▶ **Short problem**:
From the entries below, gather every line containing the string "három".

▶ **Extracted information**:
---------------
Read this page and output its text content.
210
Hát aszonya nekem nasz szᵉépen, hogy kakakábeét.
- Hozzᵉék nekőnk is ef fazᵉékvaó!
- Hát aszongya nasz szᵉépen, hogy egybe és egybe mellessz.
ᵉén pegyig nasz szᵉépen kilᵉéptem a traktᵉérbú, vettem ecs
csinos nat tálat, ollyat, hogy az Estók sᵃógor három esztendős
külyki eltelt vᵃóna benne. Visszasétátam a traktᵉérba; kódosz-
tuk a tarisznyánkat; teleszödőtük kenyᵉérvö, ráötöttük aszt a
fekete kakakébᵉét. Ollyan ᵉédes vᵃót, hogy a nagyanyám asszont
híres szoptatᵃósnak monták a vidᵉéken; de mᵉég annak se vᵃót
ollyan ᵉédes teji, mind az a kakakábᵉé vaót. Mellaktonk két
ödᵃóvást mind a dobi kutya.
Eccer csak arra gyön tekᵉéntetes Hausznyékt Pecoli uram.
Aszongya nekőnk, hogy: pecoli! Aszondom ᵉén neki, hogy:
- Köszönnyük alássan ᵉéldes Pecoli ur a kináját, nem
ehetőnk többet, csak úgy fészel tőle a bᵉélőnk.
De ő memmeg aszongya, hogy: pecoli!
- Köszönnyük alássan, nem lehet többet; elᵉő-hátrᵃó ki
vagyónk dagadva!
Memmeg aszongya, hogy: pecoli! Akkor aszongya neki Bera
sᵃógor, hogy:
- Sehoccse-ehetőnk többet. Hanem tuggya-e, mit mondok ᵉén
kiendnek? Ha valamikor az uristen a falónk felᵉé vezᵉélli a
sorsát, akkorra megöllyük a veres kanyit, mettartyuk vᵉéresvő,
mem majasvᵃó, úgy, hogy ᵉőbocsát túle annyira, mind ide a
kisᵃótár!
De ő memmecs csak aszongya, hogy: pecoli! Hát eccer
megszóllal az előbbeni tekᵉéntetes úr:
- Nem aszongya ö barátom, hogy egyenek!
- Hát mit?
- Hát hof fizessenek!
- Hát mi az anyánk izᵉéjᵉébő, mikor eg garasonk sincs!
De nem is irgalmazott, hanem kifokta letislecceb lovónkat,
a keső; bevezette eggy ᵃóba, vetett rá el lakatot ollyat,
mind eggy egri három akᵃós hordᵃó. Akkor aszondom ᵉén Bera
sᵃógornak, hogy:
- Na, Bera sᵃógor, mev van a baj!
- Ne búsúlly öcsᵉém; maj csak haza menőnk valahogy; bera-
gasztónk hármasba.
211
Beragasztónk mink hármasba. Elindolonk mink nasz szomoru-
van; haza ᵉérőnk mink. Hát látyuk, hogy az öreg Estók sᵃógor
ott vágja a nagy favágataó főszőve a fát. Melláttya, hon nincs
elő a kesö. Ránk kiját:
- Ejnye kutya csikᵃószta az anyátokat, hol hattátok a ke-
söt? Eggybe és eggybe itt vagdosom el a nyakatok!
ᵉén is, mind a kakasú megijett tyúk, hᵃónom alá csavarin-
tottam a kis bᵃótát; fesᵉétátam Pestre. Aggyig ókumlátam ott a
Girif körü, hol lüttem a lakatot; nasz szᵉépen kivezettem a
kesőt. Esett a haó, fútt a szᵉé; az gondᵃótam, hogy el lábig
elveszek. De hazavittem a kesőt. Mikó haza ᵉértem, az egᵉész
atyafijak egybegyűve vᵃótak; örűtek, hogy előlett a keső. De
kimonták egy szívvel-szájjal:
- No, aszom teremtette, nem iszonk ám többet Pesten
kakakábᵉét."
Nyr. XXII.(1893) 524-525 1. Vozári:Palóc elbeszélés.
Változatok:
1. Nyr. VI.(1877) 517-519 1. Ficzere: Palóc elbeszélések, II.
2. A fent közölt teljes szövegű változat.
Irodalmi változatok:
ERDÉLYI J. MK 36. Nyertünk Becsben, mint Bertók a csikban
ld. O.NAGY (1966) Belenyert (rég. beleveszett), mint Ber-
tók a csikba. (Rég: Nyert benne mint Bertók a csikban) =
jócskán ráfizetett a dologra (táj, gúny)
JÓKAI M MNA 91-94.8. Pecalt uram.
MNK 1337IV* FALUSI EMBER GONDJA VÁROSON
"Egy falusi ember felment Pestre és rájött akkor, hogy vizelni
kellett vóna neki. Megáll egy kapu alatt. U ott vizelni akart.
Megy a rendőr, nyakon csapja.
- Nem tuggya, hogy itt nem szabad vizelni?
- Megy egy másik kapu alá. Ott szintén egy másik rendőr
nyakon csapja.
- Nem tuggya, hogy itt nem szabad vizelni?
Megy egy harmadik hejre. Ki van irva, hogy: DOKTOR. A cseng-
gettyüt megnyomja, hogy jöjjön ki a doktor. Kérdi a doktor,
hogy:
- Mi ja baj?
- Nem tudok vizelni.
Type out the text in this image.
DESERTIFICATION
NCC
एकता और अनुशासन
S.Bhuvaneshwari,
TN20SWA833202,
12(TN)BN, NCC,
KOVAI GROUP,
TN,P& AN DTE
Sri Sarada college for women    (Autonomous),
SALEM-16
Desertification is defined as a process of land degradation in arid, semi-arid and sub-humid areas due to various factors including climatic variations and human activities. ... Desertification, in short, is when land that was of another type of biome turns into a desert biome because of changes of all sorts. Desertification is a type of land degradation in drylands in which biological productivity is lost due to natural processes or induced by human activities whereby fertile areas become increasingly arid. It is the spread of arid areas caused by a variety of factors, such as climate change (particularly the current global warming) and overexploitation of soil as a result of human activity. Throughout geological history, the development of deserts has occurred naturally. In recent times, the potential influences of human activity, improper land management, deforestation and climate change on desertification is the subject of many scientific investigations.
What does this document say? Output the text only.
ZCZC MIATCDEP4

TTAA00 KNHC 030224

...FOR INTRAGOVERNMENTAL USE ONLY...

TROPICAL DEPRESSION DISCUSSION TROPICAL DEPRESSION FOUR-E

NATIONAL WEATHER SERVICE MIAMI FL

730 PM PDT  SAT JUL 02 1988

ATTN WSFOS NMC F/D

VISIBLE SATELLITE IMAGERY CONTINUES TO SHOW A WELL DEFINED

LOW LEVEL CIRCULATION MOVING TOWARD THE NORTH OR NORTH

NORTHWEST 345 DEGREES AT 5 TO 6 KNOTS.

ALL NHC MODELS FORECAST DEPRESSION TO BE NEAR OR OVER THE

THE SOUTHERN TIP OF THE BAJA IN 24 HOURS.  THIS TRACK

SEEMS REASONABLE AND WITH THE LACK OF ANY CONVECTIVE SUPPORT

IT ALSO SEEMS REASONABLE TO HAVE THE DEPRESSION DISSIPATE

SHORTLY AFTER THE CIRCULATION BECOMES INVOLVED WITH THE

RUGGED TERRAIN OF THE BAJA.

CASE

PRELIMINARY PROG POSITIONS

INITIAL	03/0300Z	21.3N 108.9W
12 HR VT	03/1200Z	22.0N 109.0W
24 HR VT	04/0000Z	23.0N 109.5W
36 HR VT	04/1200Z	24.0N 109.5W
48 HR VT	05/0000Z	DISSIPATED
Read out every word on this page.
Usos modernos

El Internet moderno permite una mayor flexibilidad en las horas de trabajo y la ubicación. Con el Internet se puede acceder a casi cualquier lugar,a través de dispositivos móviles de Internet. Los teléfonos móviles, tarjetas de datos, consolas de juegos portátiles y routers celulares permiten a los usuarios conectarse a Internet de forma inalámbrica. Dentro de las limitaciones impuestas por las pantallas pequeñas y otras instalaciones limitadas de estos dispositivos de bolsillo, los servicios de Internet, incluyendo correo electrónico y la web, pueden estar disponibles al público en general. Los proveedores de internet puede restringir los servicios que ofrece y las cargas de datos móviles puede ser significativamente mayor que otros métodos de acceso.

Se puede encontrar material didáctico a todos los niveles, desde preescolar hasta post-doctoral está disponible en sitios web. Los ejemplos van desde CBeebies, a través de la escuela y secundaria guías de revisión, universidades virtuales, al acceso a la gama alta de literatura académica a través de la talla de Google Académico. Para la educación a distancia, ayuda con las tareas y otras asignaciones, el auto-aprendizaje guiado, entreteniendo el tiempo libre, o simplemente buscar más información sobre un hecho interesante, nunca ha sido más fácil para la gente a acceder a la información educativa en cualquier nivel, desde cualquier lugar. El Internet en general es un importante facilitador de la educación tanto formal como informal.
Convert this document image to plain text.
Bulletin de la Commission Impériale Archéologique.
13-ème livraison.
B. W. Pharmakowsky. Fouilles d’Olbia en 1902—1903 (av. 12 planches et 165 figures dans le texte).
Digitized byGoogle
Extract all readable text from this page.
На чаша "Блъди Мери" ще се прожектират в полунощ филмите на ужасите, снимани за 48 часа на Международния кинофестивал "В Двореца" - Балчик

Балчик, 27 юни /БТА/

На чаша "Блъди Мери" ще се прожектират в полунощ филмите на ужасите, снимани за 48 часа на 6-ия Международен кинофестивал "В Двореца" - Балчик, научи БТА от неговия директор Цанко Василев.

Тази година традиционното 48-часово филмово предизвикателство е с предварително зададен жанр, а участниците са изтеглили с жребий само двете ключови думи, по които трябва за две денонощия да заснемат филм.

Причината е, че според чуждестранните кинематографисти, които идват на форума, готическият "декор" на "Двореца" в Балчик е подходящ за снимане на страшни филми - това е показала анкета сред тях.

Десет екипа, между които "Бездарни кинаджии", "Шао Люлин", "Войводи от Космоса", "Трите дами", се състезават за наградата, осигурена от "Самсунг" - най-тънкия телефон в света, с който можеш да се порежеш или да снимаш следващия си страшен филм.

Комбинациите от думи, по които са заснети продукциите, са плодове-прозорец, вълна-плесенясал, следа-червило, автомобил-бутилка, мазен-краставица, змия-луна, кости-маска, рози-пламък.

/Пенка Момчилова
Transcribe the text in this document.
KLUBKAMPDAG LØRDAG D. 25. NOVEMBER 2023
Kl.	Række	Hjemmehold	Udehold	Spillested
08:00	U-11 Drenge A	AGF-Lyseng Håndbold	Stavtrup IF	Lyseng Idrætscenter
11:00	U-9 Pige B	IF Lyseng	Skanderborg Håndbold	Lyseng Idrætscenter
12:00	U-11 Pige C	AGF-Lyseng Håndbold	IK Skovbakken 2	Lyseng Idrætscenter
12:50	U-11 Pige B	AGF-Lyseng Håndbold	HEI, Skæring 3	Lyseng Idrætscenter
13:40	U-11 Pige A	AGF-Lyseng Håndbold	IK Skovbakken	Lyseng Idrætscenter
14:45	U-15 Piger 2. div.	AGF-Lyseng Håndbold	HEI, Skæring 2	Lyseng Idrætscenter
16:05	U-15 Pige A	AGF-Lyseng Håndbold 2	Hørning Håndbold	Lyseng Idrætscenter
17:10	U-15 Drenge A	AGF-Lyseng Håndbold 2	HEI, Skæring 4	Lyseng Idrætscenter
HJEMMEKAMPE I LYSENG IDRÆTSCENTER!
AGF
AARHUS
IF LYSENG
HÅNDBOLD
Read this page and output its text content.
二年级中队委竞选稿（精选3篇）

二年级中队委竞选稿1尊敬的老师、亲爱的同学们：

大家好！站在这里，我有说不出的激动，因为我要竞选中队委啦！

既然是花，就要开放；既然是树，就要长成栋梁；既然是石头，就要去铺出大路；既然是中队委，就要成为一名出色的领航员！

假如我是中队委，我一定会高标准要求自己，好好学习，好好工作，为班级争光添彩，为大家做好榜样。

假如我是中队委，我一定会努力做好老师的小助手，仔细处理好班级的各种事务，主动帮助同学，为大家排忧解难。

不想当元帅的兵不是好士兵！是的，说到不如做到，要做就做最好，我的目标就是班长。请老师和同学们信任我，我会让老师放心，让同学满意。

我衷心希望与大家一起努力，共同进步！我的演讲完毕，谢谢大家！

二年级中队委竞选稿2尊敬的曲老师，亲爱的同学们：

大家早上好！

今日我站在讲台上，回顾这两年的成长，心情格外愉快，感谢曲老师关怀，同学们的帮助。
---------------
▶ **Task output**:
csinos nat tálat, ollyat, hogy az Estók sᵃógor három esztendős
mind eggy egri három akᵃós hordᵃó. Akkor aszondom ᵉén Bera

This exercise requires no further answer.